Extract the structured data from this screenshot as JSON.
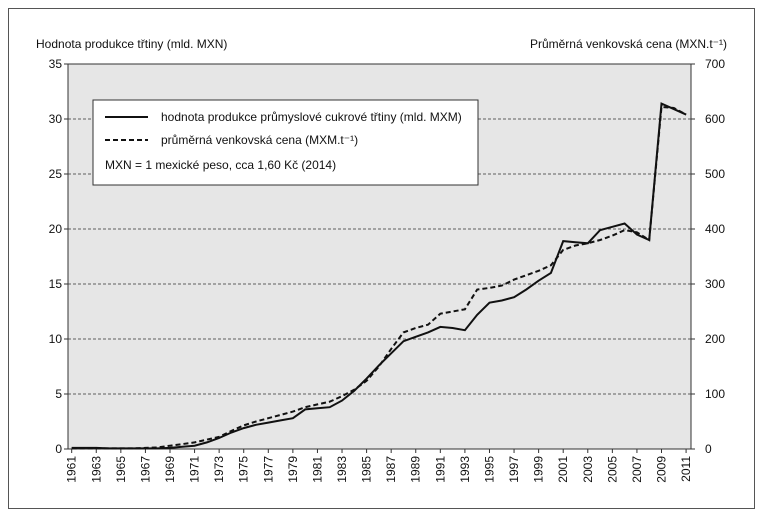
{
  "chart_data": {
    "type": "line",
    "y_label": "Hodnota produkce třtiny (mld. MXN)",
    "y2_label": "Průměrná venkovská cena (MXN.t⁻¹)",
    "x": [
      1961,
      1962,
      1963,
      1964,
      1965,
      1966,
      1967,
      1968,
      1969,
      1970,
      1971,
      1972,
      1973,
      1974,
      1975,
      1976,
      1977,
      1978,
      1979,
      1980,
      1981,
      1982,
      1983,
      1984,
      1985,
      1986,
      1987,
      1988,
      1989,
      1990,
      1991,
      1992,
      1993,
      1994,
      1995,
      1996,
      1997,
      1998,
      1999,
      2000,
      2001,
      2002,
      2003,
      2004,
      2005,
      2006,
      2007,
      2008,
      2009,
      2010,
      2011
    ],
    "xlim": [
      1960.7,
      2011.4
    ],
    "xticks": [
      1961,
      1963,
      1965,
      1967,
      1969,
      1971,
      1973,
      1975,
      1977,
      1979,
      1981,
      1983,
      1985,
      1987,
      1989,
      1991,
      1993,
      1995,
      1997,
      1999,
      2001,
      2003,
      2005,
      2007,
      2009,
      2011
    ],
    "ylim": [
      0,
      35
    ],
    "yticks": [
      0,
      5,
      10,
      15,
      20,
      25,
      30,
      35
    ],
    "y2lim": [
      0,
      700
    ],
    "y2ticks": [
      0,
      100,
      200,
      300,
      400,
      500,
      600,
      700
    ],
    "grid": true,
    "legend": "upper left",
    "annotation": "MXN = 1 mexické peso, cca 1,60 Kč (2014)",
    "series": [
      {
        "name": "hodnota produkce průmyslové cukrové třtiny (mld. MXM)",
        "color": "#111111",
        "dash": false,
        "axis": "y",
        "values": [
          0.1,
          0.1,
          0.1,
          0.05,
          0.05,
          0.05,
          0.05,
          0.05,
          0.1,
          0.2,
          0.3,
          0.6,
          1.0,
          1.5,
          1.9,
          2.2,
          2.4,
          2.6,
          2.8,
          3.6,
          3.7,
          3.8,
          4.4,
          5.3,
          6.4,
          7.6,
          8.7,
          9.8,
          10.2,
          10.6,
          11.1,
          11.0,
          10.8,
          12.2,
          13.3,
          13.5,
          13.8,
          14.5,
          15.3,
          16.0,
          18.9,
          18.8,
          18.7,
          19.9,
          20.2,
          20.5,
          19.5,
          19.0,
          31.4,
          30.9,
          30.4
        ]
      },
      {
        "name": "průměrná venkovská cena (MXM.t⁻¹)",
        "color": "#111111",
        "dash": true,
        "axis": "y2",
        "values": [
          1,
          1,
          1,
          1,
          1,
          1,
          2,
          3,
          6,
          9,
          12,
          17,
          22,
          33,
          43,
          50,
          56,
          62,
          68,
          76,
          81,
          86,
          96,
          108,
          124,
          150,
          182,
          212,
          220,
          226,
          246,
          250,
          254,
          290,
          293,
          297,
          308,
          316,
          324,
          334,
          362,
          370,
          374,
          380,
          388,
          398,
          394,
          380,
          622,
          620,
          608
        ]
      }
    ]
  }
}
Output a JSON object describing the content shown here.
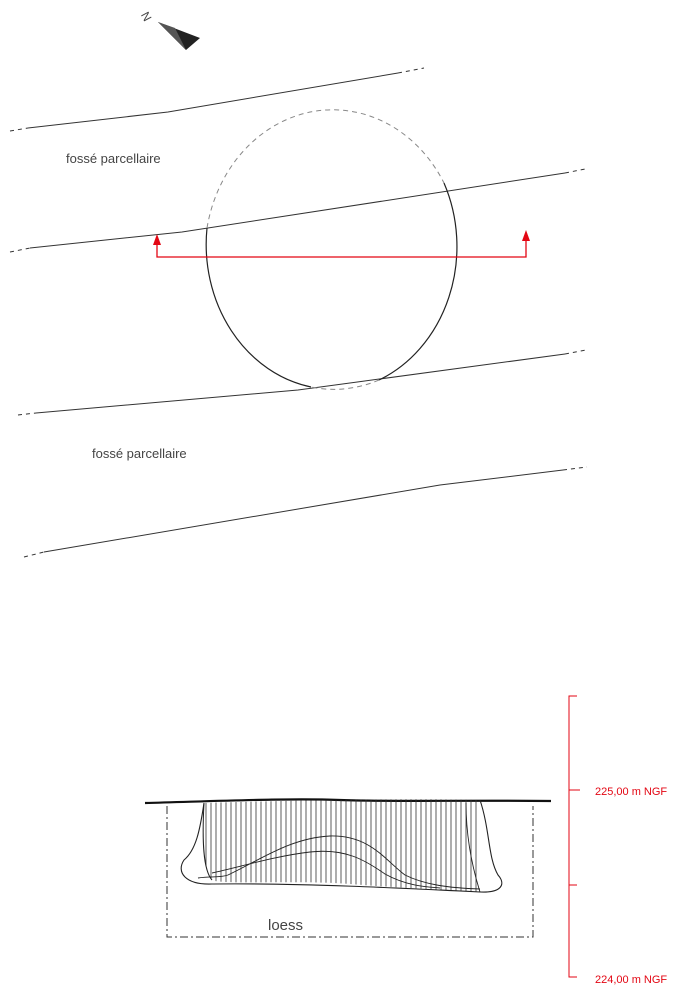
{
  "plan": {
    "ditch_label_upper": "fossé parcellaire",
    "ditch_label_lower": "fossé parcellaire",
    "north_letter": "N"
  },
  "section": {
    "loess_label": "loess"
  },
  "scale": {
    "label_upper": "225,00 m NGF",
    "label_lower": "224,00 m NGF"
  },
  "colors": {
    "line": "#333333",
    "dashed": "#888888",
    "section_marker": "#e30613"
  }
}
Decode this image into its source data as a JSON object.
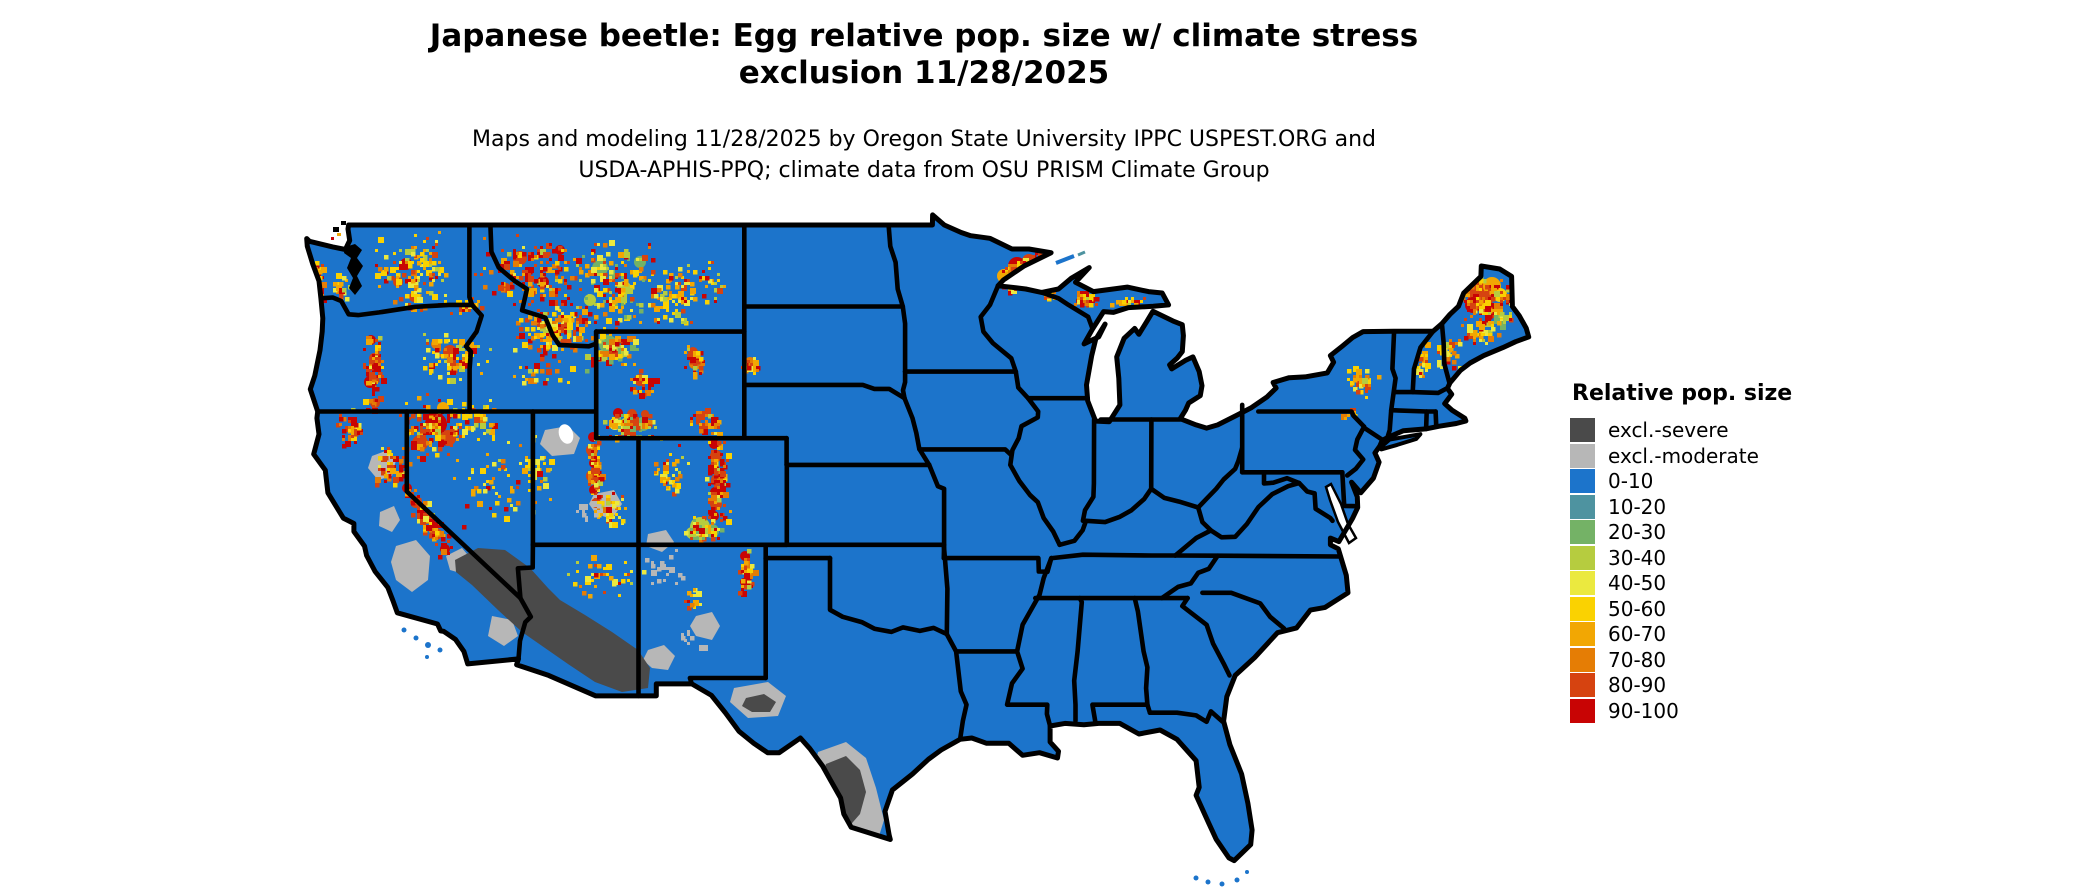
{
  "title": {
    "line1": "Japanese beetle: Egg relative pop. size w/ climate stress",
    "line2": "exclusion 11/28/2025"
  },
  "subtitle": {
    "line1": "Maps and modeling 11/28/2025 by Oregon State University IPPC USPEST.ORG and",
    "line2": "USDA-APHIS-PPQ; climate data from OSU PRISM Climate Group"
  },
  "legend": {
    "title": "Relative pop. size",
    "items": [
      {
        "label": "excl.-severe",
        "color": "#4a4a4a"
      },
      {
        "label": "excl.-moderate",
        "color": "#b7b7b7"
      },
      {
        "label": "0-10",
        "color": "#1c74cb"
      },
      {
        "label": "10-20",
        "color": "#4e93a0"
      },
      {
        "label": "20-30",
        "color": "#74b266"
      },
      {
        "label": "30-40",
        "color": "#b6cc3f"
      },
      {
        "label": "40-50",
        "color": "#ebe93f"
      },
      {
        "label": "50-60",
        "color": "#fad201"
      },
      {
        "label": "60-70",
        "color": "#f2a703"
      },
      {
        "label": "70-80",
        "color": "#e57d05"
      },
      {
        "label": "80-90",
        "color": "#d64310"
      },
      {
        "label": "90-100",
        "color": "#c80404"
      }
    ]
  },
  "map": {
    "region": "Contiguous United States",
    "base_color": "#1c74cb",
    "state_border_color": "#000000",
    "water_color": "#ffffff",
    "hotspot_regions": [
      "Washington Cascades and Olympic coast",
      "Northern Idaho / Northwest Montana Rockies",
      "Oregon Cascades and Blue Mountains",
      "Sierra Nevada (California)",
      "Wasatch and Uinta ranges (Utah)",
      "Yellowstone / Wind River / Bighorn (Wyoming)",
      "Colorado Front Range and San Juans",
      "Sangre de Cristo (New Mexico)",
      "Black Hills (South Dakota)",
      "Lake Superior north shore (Minnesota)",
      "Upper Peninsula Michigan",
      "Northern Maine",
      "White Mountains / Green Mountains / Adirondacks"
    ],
    "exclusion_regions": [
      "Mojave and Sonoran Deserts (severe)",
      "Southern California Central Valley (moderate)",
      "Great Salt Lake Desert (moderate)",
      "West Texas (moderate/severe)",
      "South Texas along Rio Grande (severe with moderate fringe)"
    ]
  }
}
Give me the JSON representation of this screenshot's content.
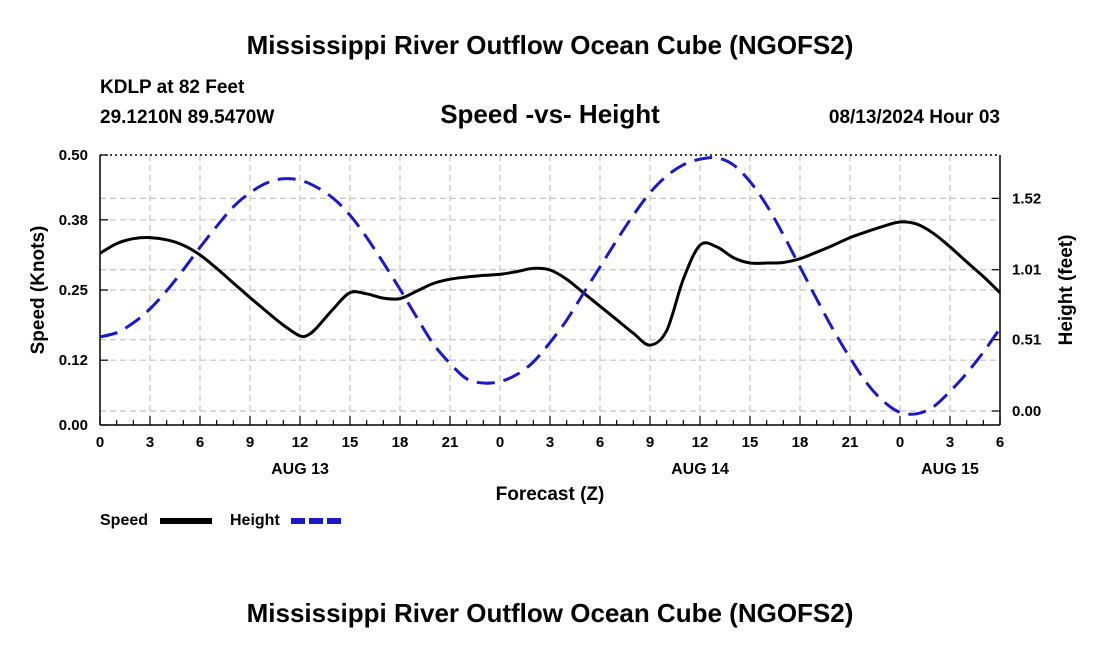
{
  "page": {
    "title": "Mississippi River Outflow Ocean Cube (NGOFS2)",
    "footer_title": "Mississippi River Outflow Ocean Cube (NGOFS2)",
    "station": "KDLP at 82 Feet",
    "location": "29.1210N  89.5470W",
    "datetime": "08/13/2024 Hour 03"
  },
  "chart_data": {
    "type": "line",
    "title": "Speed -vs- Height",
    "xlabel": "Forecast (Z)",
    "ylabel": "Speed (Knots)",
    "y2label": "Height (feet)",
    "x_range": [
      0,
      54
    ],
    "x_ticks": [
      0,
      3,
      6,
      9,
      12,
      15,
      18,
      21,
      24,
      27,
      30,
      33,
      36,
      39,
      42,
      45,
      48,
      51,
      54
    ],
    "x_tick_labels": [
      "0",
      "3",
      "6",
      "9",
      "12",
      "15",
      "18",
      "21",
      "0",
      "3",
      "6",
      "9",
      "12",
      "15",
      "18",
      "21",
      "0",
      "3",
      "6"
    ],
    "date_labels": [
      {
        "x": 12,
        "label": "AUG 13"
      },
      {
        "x": 36,
        "label": "AUG 14"
      },
      {
        "x": 51,
        "label": "AUG 15"
      }
    ],
    "ylim": [
      0,
      0.5
    ],
    "y_ticks": [
      0.0,
      0.12,
      0.25,
      0.38,
      0.5
    ],
    "y_tick_labels": [
      "0.00",
      "0.12",
      "0.25",
      "0.38",
      "0.50"
    ],
    "y2lim": [
      -0.1,
      1.83
    ],
    "y2_ticks": [
      0.0,
      0.51,
      1.01,
      1.52
    ],
    "y2_tick_labels": [
      "0.00",
      "0.51",
      "1.01",
      "1.52"
    ],
    "grid": true,
    "legend_position": "bottom-left",
    "series": [
      {
        "name": "Speed",
        "axis": "left",
        "color": "#000000",
        "style": "solid",
        "x": [
          0,
          1,
          2,
          3,
          4,
          5,
          6,
          7,
          8,
          9,
          10,
          11,
          12,
          12.5,
          13,
          14,
          15,
          16,
          17,
          18,
          19,
          20,
          21,
          22,
          23,
          24,
          25,
          26,
          27,
          28,
          29,
          30,
          31,
          32,
          33,
          34,
          35,
          36,
          37,
          38,
          39,
          40,
          41,
          42,
          43,
          44,
          45,
          46,
          47,
          48,
          49,
          50,
          51,
          52,
          53,
          54
        ],
        "y": [
          0.318,
          0.336,
          0.345,
          0.347,
          0.343,
          0.333,
          0.315,
          0.29,
          0.263,
          0.236,
          0.21,
          0.185,
          0.165,
          0.167,
          0.18,
          0.215,
          0.245,
          0.243,
          0.235,
          0.234,
          0.248,
          0.262,
          0.27,
          0.274,
          0.277,
          0.279,
          0.284,
          0.29,
          0.287,
          0.27,
          0.245,
          0.22,
          0.195,
          0.17,
          0.148,
          0.175,
          0.27,
          0.333,
          0.33,
          0.31,
          0.3,
          0.3,
          0.301,
          0.308,
          0.32,
          0.333,
          0.347,
          0.358,
          0.368,
          0.376,
          0.372,
          0.355,
          0.33,
          0.302,
          0.275,
          0.245
        ]
      },
      {
        "name": "Height",
        "axis": "right",
        "color": "#1a1acc",
        "style": "dashed",
        "x": [
          0,
          1,
          2,
          3,
          4,
          5,
          6,
          7,
          8,
          9,
          10,
          11,
          12,
          13,
          14,
          15,
          16,
          17,
          18,
          19,
          20,
          21,
          22,
          23,
          24,
          25,
          26,
          27,
          28,
          29,
          30,
          31,
          32,
          33,
          34,
          35,
          36,
          37,
          38,
          39,
          40,
          41,
          42,
          43,
          44,
          45,
          46,
          47,
          48,
          49,
          50,
          51,
          52,
          53,
          54
        ],
        "y": [
          0.53,
          0.56,
          0.63,
          0.73,
          0.86,
          1.01,
          1.17,
          1.32,
          1.46,
          1.56,
          1.63,
          1.66,
          1.65,
          1.6,
          1.52,
          1.4,
          1.24,
          1.06,
          0.87,
          0.67,
          0.48,
          0.34,
          0.23,
          0.2,
          0.21,
          0.26,
          0.35,
          0.49,
          0.65,
          0.84,
          1.03,
          1.22,
          1.4,
          1.56,
          1.68,
          1.76,
          1.8,
          1.81,
          1.76,
          1.64,
          1.47,
          1.26,
          1.03,
          0.8,
          0.58,
          0.38,
          0.2,
          0.07,
          -0.01,
          -0.02,
          0.03,
          0.14,
          0.27,
          0.42,
          0.59
        ]
      }
    ]
  }
}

> _AIM OF THE TASK_: Count how many lines in the data contain the word "Mountains", giving the number without comment.

> _IN RESPONSE_: 2